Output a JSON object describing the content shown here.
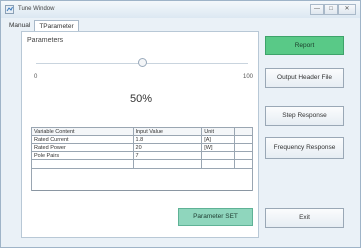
{
  "window": {
    "title": "Tune Window",
    "controls": [
      "—",
      "□",
      "✕"
    ]
  },
  "tabs": [
    {
      "label": "Manual",
      "active": false
    },
    {
      "label": "TParameter",
      "active": true
    }
  ],
  "parameters": {
    "label": "Parameters",
    "slider_min": "0",
    "slider_max": "100",
    "slider_value_fraction": 0.5,
    "percent_text": "50%"
  },
  "grid": {
    "headers": [
      "Variable Content",
      "Input Value",
      "Unit"
    ],
    "rows": [
      [
        "Rated Current",
        "1.8",
        "[A]"
      ],
      [
        "Rated Power",
        "20",
        "[W]"
      ],
      [
        "Pole Pairs",
        "7",
        ""
      ]
    ]
  },
  "buttons": {
    "report": "Report",
    "output_header_file": "Output Header File",
    "step_response": "Step Response",
    "frequency_response": "Frequency Response",
    "parameter_set": "Parameter SET",
    "exit": "Exit"
  },
  "colors": {
    "accent_green": "#59c987",
    "accent_teal": "#8fd6bd"
  }
}
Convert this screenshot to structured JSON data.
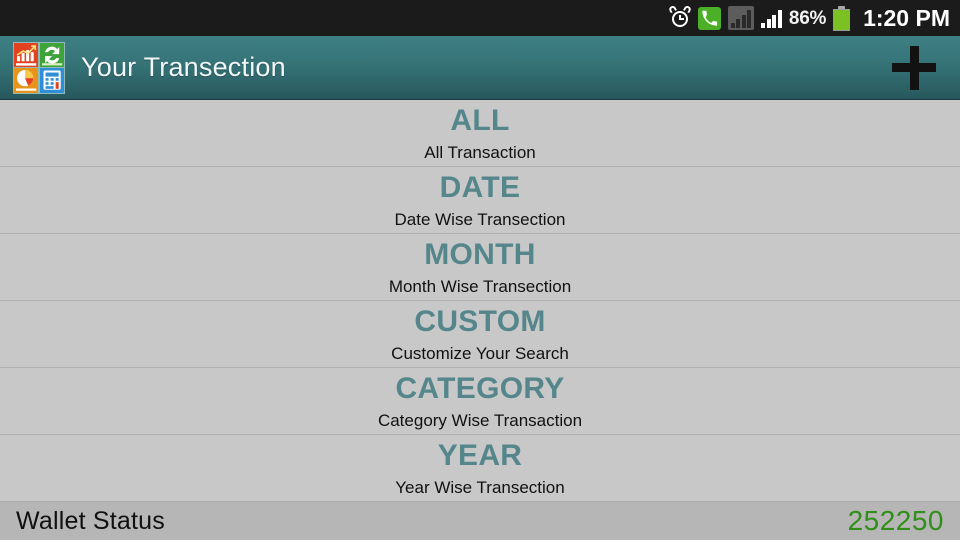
{
  "statusbar": {
    "alarm_icon": "alarm-clock-icon",
    "phone_icon": "phone-call-icon",
    "signal1_icon": "signal-bars-dim-icon",
    "signal2_icon": "signal-bars-icon",
    "battery_percent": "86%",
    "battery_icon": "battery-icon",
    "time": "1:20 PM"
  },
  "header": {
    "app_icon": "app-logo-icon",
    "title": "Your Transection",
    "add_button_label": "+",
    "gradient_top": "#3e8084",
    "gradient_bottom": "#27585d"
  },
  "list": {
    "rows": [
      {
        "title": "ALL",
        "subtitle": "All Transaction"
      },
      {
        "title": "DATE",
        "subtitle": "Date Wise Transection"
      },
      {
        "title": "MONTH",
        "subtitle": "Month Wise Transection"
      },
      {
        "title": "CUSTOM",
        "subtitle": "Customize Your Search"
      },
      {
        "title": "CATEGORY",
        "subtitle": "Category Wise Transaction"
      },
      {
        "title": "YEAR",
        "subtitle": "Year Wise Transection"
      }
    ],
    "title_color": "#54868b",
    "background_color": "#c8c8c8"
  },
  "bottombar": {
    "label": "Wallet Status",
    "amount": "252250",
    "amount_color": "#2f8f18"
  }
}
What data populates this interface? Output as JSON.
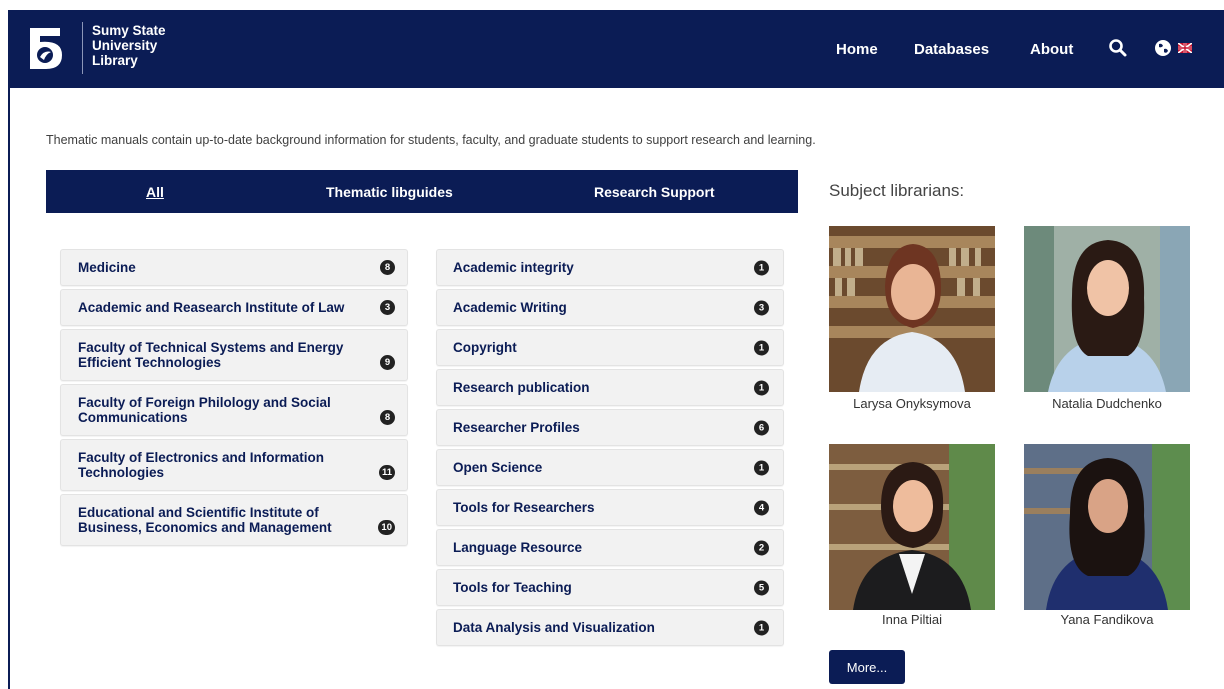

——

Count how many lines in the data contain the word "subtitle", giving the number without comment.

6